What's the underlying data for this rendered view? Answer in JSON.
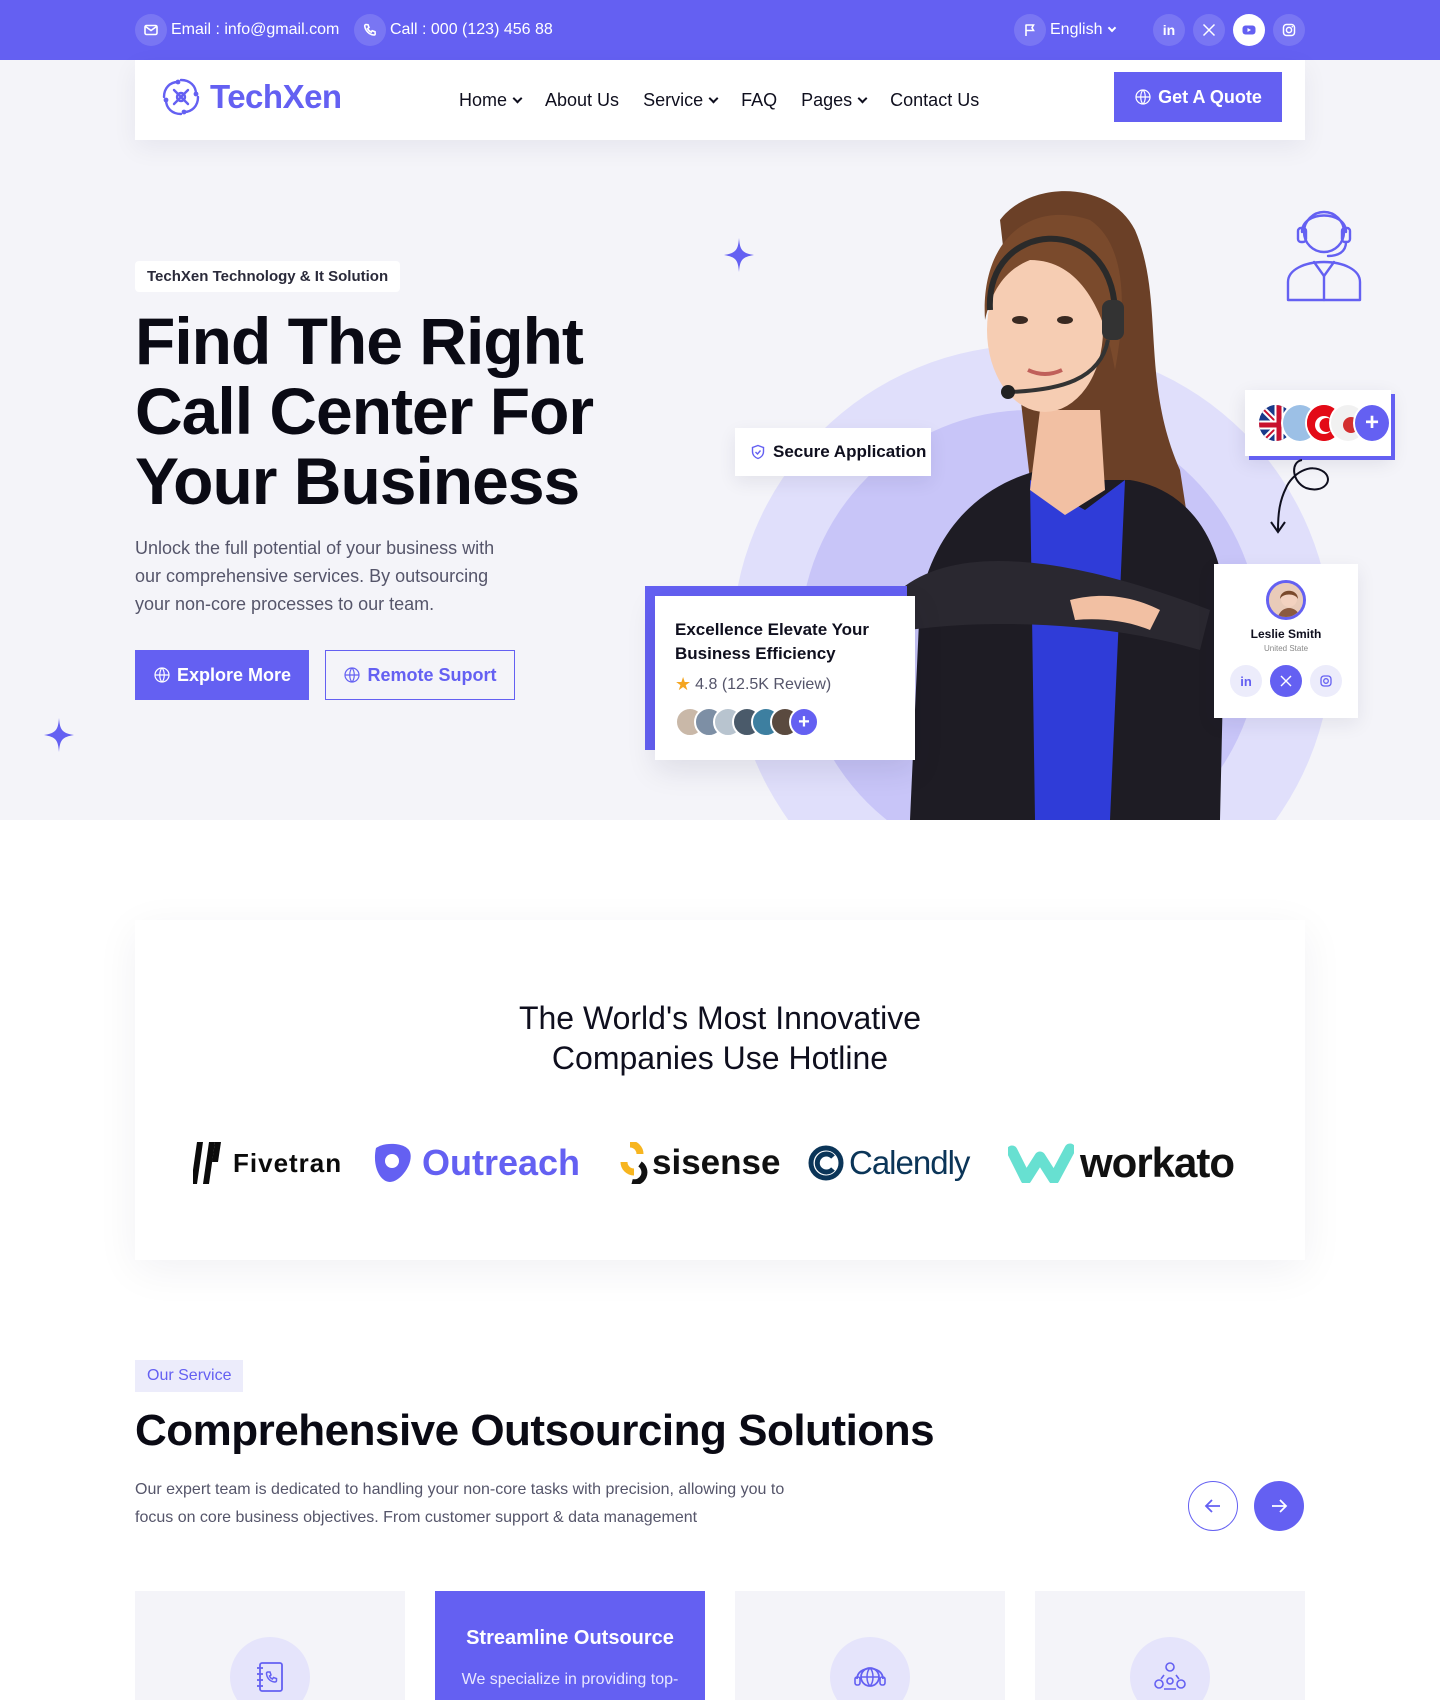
{
  "topbar": {
    "email": "Email : info@gmail.com",
    "call": "Call : 000 (123) 456 88",
    "language": "English",
    "socials": [
      "linkedin-icon",
      "x-icon",
      "youtube-icon",
      "instagram-icon"
    ],
    "social_linkedin_label": "in"
  },
  "nav": {
    "logo_text": "TechXen",
    "menu": [
      {
        "label": "Home",
        "dropdown": true
      },
      {
        "label": "About Us",
        "dropdown": false
      },
      {
        "label": "Service",
        "dropdown": true
      },
      {
        "label": "FAQ",
        "dropdown": false
      },
      {
        "label": "Pages",
        "dropdown": true
      },
      {
        "label": "Contact Us",
        "dropdown": false
      }
    ],
    "cta_label": "Get A Quote"
  },
  "hero": {
    "tagline": "TechXen Technology & It Solution",
    "title": "Find The  Right Call Center For Your Business",
    "description": "Unlock the full potential of your business with our comprehensive services. By outsourcing your non-core processes to our team.",
    "primary_button": "Explore More",
    "secondary_button": "Remote Suport",
    "secure_label": "Secure Application",
    "card_title": "Excellence Elevate Your Business Efficiency",
    "card_rating": "4.8 (12.5K Review)",
    "card_plus": "+",
    "flags_plus": "+",
    "person_name": "Leslie Smith",
    "person_location": "United State",
    "person_linkedin": "in"
  },
  "brands": {
    "title_line1": "The World's Most Innovative",
    "title_line2": "Companies Use Hotline",
    "logos": [
      "Fivetran",
      "Outreach",
      "sisense",
      "Calendly",
      "workato"
    ]
  },
  "services": {
    "badge": "Our Service",
    "title": "Comprehensive Outsourcing Solutions",
    "description": "Our expert team is dedicated to handling your non-core tasks with precision, allowing you to focus on core business objectives. From customer support & data management",
    "cards": [
      {
        "icon": "phone-book-icon"
      },
      {
        "title": "Streamline Outsource",
        "text": "We specialize in providing top-"
      },
      {
        "icon": "globe-headset-icon"
      },
      {
        "icon": "team-support-icon"
      }
    ]
  },
  "colors": {
    "accent": "#6460f2",
    "hero_bg": "#f4f4f9",
    "dark_text": "#0f0f1e"
  }
}
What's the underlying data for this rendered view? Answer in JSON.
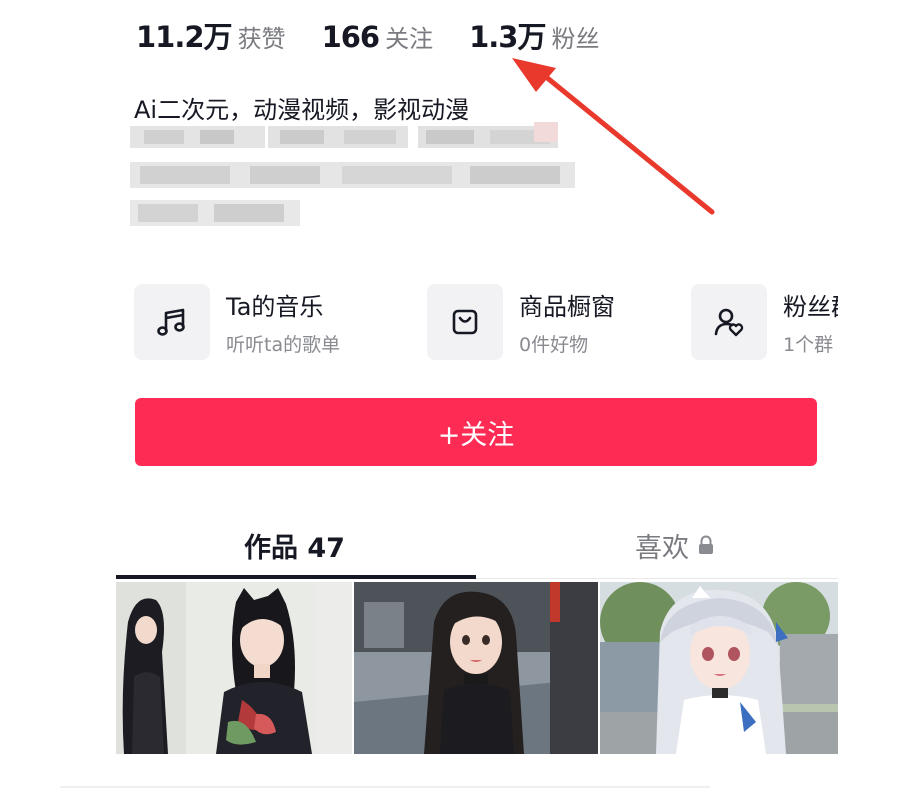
{
  "stats": [
    {
      "value": "11.2万",
      "label": "获赞"
    },
    {
      "value": "166",
      "label": "关注"
    },
    {
      "value": "1.3万",
      "label": "粉丝"
    }
  ],
  "bio": "Ai二次元，动漫视频，影视动漫",
  "shortcuts": [
    {
      "title": "Ta的音乐",
      "subtitle": "听听ta的歌单",
      "icon": "music-note-icon"
    },
    {
      "title": "商品橱窗",
      "subtitle": "0件好物",
      "icon": "shopping-bag-icon"
    },
    {
      "title": "粉丝群",
      "subtitle": "1个群",
      "icon": "fan-group-icon"
    }
  ],
  "follow_button": "+关注",
  "tabs": {
    "works": "作品 47",
    "likes": "喜欢"
  },
  "colors": {
    "accent": "#fe2c55",
    "annotation_arrow": "#e8392c"
  }
}
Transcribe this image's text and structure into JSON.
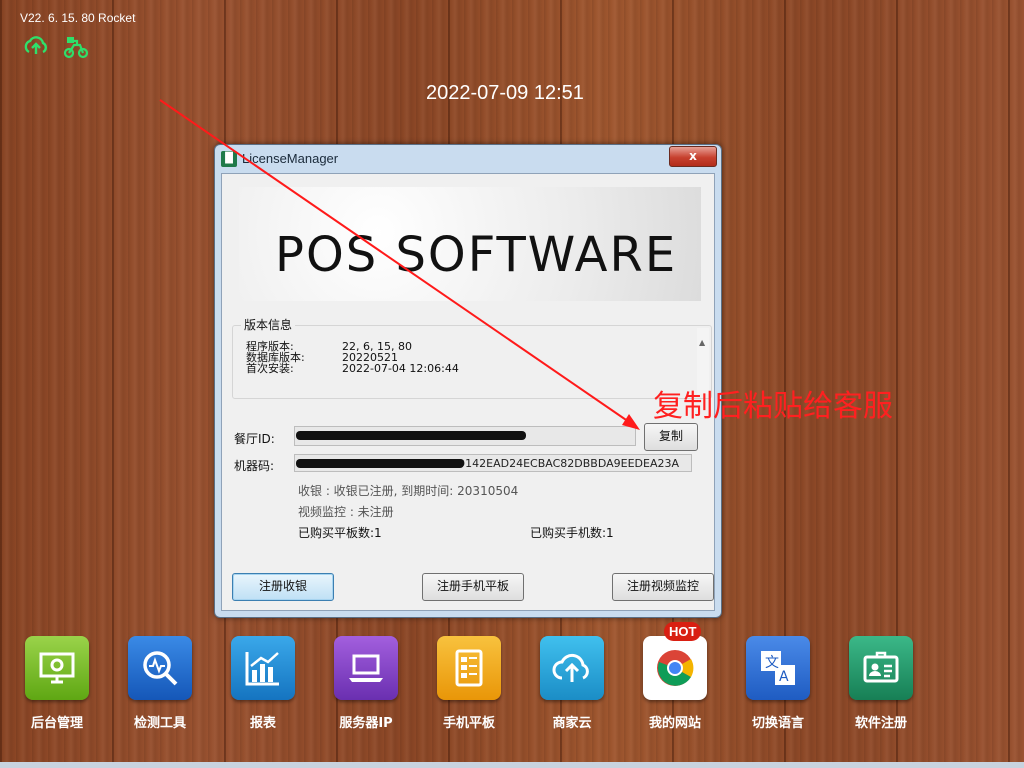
{
  "version": "V22. 6. 15. 80 Rocket",
  "top_icons": [
    "cloud-upload-icon",
    "delivery-bike-icon"
  ],
  "clock": "2022-07-09 12:51",
  "window": {
    "title": "LicenseManager",
    "close_label": "x",
    "banner": "POS SOFTWARE",
    "version_group": {
      "label": "版本信息",
      "rows": [
        {
          "key": "程序版本:",
          "value": "22, 6, 15, 80"
        },
        {
          "key": "数据库版本:",
          "value": "20220521"
        },
        {
          "key": "首次安装:",
          "value": "2022-07-04 12:06:44"
        }
      ]
    },
    "restaurant_id_label": "餐厅ID:",
    "restaurant_id_value": "",
    "copy_button": "复制",
    "machine_code_label": "机器码:",
    "machine_code_value": "EF0EF0CA442D142EAD24ECBAC82DBBDA9EEDEA23A",
    "status": {
      "cashier": "收银 : 收银已注册, 到期时间: 20310504",
      "video": "视频监控 : 未注册",
      "tablets": "已购买平板数:1",
      "phones": "已购买手机数:1"
    },
    "buttons": {
      "register_cashier": "注册收银",
      "register_tablet": "注册手机平板",
      "register_video": "注册视频监控"
    }
  },
  "annotation": "复制后粘贴给客服",
  "dock": [
    {
      "label": "后台管理",
      "icon": "settings-monitor-icon",
      "color": "#7cc11f"
    },
    {
      "label": "检测工具",
      "icon": "search-diagnostic-icon",
      "color": "#1f6fd6"
    },
    {
      "label": "报表",
      "icon": "chart-icon",
      "color": "#1d8fd6"
    },
    {
      "label": "服务器IP",
      "icon": "laptop-icon",
      "color": "#8a44c8"
    },
    {
      "label": "手机平板",
      "icon": "tablet-icon",
      "color": "#f0a91b"
    },
    {
      "label": "商家云",
      "icon": "cloud-upload-icon",
      "color": "#1ea6d9"
    },
    {
      "label": "我的网站",
      "icon": "chrome-icon",
      "color": "#ffffff",
      "badge": "HOT"
    },
    {
      "label": "切换语言",
      "icon": "translate-icon",
      "color": "#2f6fd8"
    },
    {
      "label": "软件注册",
      "icon": "id-card-icon",
      "color": "#1f9a6a"
    }
  ]
}
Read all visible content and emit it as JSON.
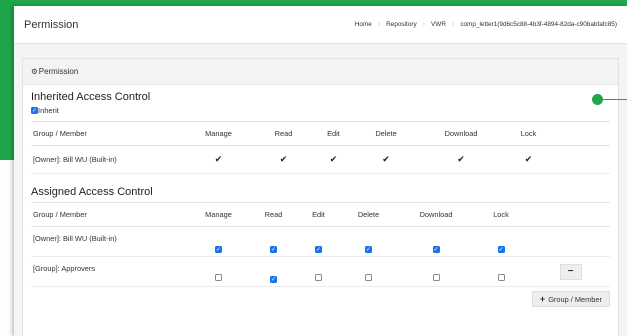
{
  "header": {
    "title": "Permission",
    "breadcrumb": [
      "Home",
      "Repository",
      "VWR",
      "comp_letter1(9d6c5c88-4b3f-4894-82da-c90babfafc85)"
    ]
  },
  "panel": {
    "title": "Permission"
  },
  "inherited": {
    "title": "Inherited Access Control",
    "inherit_label": "Inherit",
    "inherit_checked": true,
    "columns": [
      "Group / Member",
      "Manage",
      "Read",
      "Edit",
      "Delete",
      "Download",
      "Lock"
    ],
    "rows": [
      {
        "member": "[Owner]: Bill WU (Built-in)",
        "perms": [
          true,
          true,
          true,
          true,
          true,
          true
        ]
      }
    ]
  },
  "assigned": {
    "title": "Assigned Access Control",
    "columns": [
      "Group / Member",
      "Manage",
      "Read",
      "Edit",
      "Delete",
      "Download",
      "Lock"
    ],
    "rows": [
      {
        "member": "[Owner]: Bill WU (Built-in)",
        "perms": [
          true,
          true,
          true,
          true,
          true,
          true
        ],
        "removable": false
      },
      {
        "member": "[Group]: Approvers",
        "perms": [
          false,
          true,
          false,
          false,
          false,
          false
        ],
        "removable": true
      }
    ],
    "add_label": "Group / Member"
  },
  "colors": {
    "accent": "#1fa64a",
    "checkbox": "#1a73e8"
  }
}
• • • • •
Objective ->
Copy each line above where the string "cloud" occurs.

Expected output ->
    "cloud-upload-icon",
      "icon": "cloud-upload-icon",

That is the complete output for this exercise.